Exercise: Scan the material for the word "十年PE", and copy each line where it shows up.

Data for this task:
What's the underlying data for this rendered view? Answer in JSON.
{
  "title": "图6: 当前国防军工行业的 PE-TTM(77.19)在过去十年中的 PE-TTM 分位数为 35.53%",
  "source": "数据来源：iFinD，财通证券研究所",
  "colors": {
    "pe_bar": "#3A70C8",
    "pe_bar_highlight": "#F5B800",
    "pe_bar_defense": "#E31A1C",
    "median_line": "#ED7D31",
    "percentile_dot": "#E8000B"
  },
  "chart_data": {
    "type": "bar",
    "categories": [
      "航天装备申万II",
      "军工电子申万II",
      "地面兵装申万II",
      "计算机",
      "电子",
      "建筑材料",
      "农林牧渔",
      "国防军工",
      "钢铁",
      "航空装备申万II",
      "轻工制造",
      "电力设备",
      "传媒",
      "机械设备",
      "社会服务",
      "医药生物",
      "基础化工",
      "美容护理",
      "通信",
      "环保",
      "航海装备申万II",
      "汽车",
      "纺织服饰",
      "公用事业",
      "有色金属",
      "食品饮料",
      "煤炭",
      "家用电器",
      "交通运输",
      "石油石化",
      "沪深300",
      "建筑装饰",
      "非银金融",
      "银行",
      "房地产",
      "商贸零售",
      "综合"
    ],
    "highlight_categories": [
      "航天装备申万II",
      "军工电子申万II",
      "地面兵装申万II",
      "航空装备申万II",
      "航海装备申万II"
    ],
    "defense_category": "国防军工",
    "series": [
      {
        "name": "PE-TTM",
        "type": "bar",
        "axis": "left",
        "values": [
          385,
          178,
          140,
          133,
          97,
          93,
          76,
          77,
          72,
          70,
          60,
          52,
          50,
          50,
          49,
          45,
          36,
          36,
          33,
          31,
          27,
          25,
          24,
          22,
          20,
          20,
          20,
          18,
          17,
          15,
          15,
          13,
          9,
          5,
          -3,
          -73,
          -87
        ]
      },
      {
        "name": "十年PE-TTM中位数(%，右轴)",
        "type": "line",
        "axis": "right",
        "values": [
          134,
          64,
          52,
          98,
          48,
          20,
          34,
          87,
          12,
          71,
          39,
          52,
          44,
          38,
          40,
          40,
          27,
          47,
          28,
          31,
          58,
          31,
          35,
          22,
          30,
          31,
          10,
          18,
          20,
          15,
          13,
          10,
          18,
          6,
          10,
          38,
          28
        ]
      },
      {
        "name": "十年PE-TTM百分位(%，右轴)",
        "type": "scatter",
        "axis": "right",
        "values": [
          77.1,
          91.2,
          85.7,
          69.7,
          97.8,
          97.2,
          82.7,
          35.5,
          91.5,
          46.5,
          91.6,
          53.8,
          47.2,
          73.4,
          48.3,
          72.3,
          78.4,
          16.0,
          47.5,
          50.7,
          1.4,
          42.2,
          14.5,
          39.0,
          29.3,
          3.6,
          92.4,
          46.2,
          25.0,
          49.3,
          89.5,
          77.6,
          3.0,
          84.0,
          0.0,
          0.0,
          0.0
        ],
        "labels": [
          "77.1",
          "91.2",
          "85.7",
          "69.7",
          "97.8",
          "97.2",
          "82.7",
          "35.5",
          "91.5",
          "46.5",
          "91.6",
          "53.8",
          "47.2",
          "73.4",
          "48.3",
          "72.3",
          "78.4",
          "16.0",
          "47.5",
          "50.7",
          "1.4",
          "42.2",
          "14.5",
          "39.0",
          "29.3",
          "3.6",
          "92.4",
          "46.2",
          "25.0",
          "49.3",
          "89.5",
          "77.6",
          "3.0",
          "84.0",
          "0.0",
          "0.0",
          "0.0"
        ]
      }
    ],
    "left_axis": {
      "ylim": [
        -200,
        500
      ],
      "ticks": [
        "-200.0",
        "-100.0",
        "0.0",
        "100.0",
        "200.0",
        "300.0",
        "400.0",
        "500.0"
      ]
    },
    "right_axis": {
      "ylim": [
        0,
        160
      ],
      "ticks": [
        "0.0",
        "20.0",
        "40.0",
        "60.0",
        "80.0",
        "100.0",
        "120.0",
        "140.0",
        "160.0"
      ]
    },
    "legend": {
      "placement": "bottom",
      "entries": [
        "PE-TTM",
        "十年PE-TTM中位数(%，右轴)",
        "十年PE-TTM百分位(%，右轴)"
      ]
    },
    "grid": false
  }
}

Output of the task:
        "name": "十年PE-TTM中位数(%，右轴)",
        "name": "十年PE-TTM百分位(%，右轴)",
        "十年PE-TTM中位数(%，右轴)",
        "十年PE-TTM百分位(%，右轴)"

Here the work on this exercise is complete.